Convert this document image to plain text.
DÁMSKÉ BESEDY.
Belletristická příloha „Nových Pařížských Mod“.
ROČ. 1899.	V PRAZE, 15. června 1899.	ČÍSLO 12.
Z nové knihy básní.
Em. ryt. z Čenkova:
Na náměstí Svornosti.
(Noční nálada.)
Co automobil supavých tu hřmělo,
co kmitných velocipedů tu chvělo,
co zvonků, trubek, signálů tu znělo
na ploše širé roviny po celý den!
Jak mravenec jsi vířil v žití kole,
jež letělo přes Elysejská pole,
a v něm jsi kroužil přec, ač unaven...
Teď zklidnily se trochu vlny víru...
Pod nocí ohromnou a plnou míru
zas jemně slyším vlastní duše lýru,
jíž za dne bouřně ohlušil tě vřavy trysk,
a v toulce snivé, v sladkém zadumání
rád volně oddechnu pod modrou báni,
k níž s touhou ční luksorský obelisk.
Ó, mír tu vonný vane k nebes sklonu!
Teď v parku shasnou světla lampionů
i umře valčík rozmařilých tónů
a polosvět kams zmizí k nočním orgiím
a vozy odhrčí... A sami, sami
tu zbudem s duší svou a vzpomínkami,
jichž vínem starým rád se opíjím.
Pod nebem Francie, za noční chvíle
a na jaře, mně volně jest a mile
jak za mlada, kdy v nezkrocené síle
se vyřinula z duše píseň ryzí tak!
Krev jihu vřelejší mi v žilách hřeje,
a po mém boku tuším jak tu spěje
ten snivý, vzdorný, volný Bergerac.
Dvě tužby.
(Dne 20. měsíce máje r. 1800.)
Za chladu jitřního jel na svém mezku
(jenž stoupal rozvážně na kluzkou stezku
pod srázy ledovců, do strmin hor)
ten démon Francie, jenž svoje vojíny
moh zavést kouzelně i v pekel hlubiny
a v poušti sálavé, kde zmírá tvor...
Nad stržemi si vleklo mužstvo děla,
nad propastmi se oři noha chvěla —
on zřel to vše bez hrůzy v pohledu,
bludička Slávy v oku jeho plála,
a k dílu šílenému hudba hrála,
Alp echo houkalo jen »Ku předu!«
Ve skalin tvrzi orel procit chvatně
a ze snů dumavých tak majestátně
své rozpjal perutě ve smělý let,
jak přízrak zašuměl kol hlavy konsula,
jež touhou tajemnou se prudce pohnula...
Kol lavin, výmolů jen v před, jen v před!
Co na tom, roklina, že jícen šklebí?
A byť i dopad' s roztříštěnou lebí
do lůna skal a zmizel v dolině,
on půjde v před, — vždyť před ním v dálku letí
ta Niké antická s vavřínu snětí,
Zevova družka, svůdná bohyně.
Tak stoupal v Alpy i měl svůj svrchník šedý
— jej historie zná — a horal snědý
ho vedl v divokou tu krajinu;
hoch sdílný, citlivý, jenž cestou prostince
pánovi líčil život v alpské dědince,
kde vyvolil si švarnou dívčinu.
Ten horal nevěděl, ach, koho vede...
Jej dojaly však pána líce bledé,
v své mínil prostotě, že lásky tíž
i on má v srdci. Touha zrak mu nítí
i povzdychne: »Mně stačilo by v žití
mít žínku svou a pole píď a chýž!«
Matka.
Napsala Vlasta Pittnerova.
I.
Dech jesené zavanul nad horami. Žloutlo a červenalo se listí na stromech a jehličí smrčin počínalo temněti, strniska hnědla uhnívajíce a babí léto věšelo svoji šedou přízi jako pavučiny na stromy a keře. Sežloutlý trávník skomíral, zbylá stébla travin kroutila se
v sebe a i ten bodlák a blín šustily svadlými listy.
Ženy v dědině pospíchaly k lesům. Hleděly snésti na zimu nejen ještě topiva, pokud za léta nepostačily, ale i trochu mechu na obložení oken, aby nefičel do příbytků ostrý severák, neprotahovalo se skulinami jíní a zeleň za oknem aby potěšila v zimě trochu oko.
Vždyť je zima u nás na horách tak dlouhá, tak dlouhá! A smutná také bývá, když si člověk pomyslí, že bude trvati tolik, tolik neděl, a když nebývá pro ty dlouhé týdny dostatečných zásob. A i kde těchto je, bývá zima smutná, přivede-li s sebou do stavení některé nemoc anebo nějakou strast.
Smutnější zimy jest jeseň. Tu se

* * * * *

- **DESCRIPTION OF THE TASK**: Copy out each record, keeping every word as it is.

- **SOLVED PROBLEM**:
Convert this document image to plain text.
DÁMSKÉ BESEDY.
Belletristická příloha „Nových Pařížských Mod“.
ROČ. 1899.	V PRAZE, 15. června 1899.	ČÍSLO 12.
Z nové knihy básní.
Em. ryt. z Čenkova:
Na náměstí Svornosti.
(Noční nálada.)
Co automobil supavých tu hřmělo,
co kmitných velocipedů tu chvělo,
co zvonků, trubek, signálů tu znělo
na ploše širé roviny po celý den!
Jak mravenec jsi vířil v žití kole,
jež letělo přes Elysejská pole,
a v něm jsi kroužil přec, ač unaven...
Teď zklidnily se trochu vlny víru...
Pod nocí ohromnou a plnou míru
zas jemně slyším vlastní duše lýru,
jíž za dne bouřně ohlušil tě vřavy trysk,
a v toulce snivé, v sladkém zadumání
rád volně oddechnu pod modrou báni,
k níž s touhou ční luksorský obelisk.
Ó, mír tu vonný vane k nebes sklonu!
Teď v parku shasnou světla lampionů
i umře valčík rozmařilých tónů
a polosvět kams zmizí k nočním orgiím
a vozy odhrčí... A sami, sami
tu zbudem s duší svou a vzpomínkami,
jichž vínem starým rád se opíjím.
Pod nebem Francie, za noční chvíle
a na jaře, mně volně jest a mile
jak za mlada, kdy v nezkrocené síle
se vyřinula z duše píseň ryzí tak!
Krev jihu vřelejší mi v žilách hřeje,
a po mém boku tuším jak tu spěje
ten snivý, vzdorný, volný Bergerac.
Dvě tužby.
(Dne 20. měsíce máje r. 1800.)
Za chladu jitřního jel na svém mezku
(jenž stoupal rozvážně na kluzkou stezku
pod srázy ledovců, do strmin hor)
ten démon Francie, jenž svoje vojíny
moh zavést kouzelně i v pekel hlubiny
a v poušti sálavé, kde zmírá tvor...
Nad stržemi si vleklo mužstvo děla,
nad propastmi se oři noha chvěla —
on zřel to vše bez hrůzy v pohledu,
bludička Slávy v oku jeho plála,
a k dílu šílenému hudba hrála,
Alp echo houkalo jen »Ku předu!«
Ve skalin tvrzi orel procit chvatně
a ze snů dumavých tak majestátně
své rozpjal perutě ve smělý let,
jak přízrak zašuměl kol hlavy konsula,
jež touhou tajemnou se prudce pohnula...
Kol lavin, výmolů jen v před, jen v před!
Co na tom, roklina, že jícen šklebí?
A byť i dopad' s roztříštěnou lebí
do lůna skal a zmizel v dolině,
on půjde v před, — vždyť před ním v dálku letí
ta Niké antická s vavřínu snětí,
Zevova družka, svůdná bohyně.
Tak stoupal v Alpy i měl svůj svrchník šedý
— jej historie zná — a horal snědý
ho vedl v divokou tu krajinu;
hoch sdílný, citlivý, jenž cestou prostince
pánovi líčil život v alpské dědince,
kde vyvolil si švarnou dívčinu.
Ten horal nevěděl, ach, koho vede...
Jej dojaly však pána líce bledé,
v své mínil prostotě, že lásky tíž
i on má v srdci. Touha zrak mu nítí
i povzdychne: »Mně stačilo by v žití
mít žínku svou a pole píď a chýž!«
Matka.
Napsala Vlasta Pittnerova.
I.
Dech jesené zavanul nad horami. Žloutlo a červenalo se listí na stromech a jehličí smrčin počínalo temněti, strniska hnědla uhnívajíce a babí léto věšelo svoji šedou přízi jako pavučiny na stromy a keře. Sežloutlý trávník skomíral, zbylá stébla travin kroutila se
v sebe a i ten bodlák a blín šustily svadlými listy.
Ženy v dědině pospíchaly k lesům. Hleděly snésti na zimu nejen ještě topiva, pokud za léta nepostačily, ale i trochu mechu na obložení oken, aby nefičel do příbytků ostrý severák, neprotahovalo se skulinami jíní a zeleň za oknem aby potěšila v zimě trochu oko.
Vždyť je zima u nás na horách tak dlouhá, tak dlouhá! A smutná také bývá, když si člověk pomyslí, že bude trvati tolik, tolik neděl, a když nebývá pro ty dlouhé týdny dostatečných zásob. A i kde těchto je, bývá zima smutná, přivede-li s sebou do stavení některé nemoc anebo nějakou strast.
Smutnější zimy jest jeseň. Tu se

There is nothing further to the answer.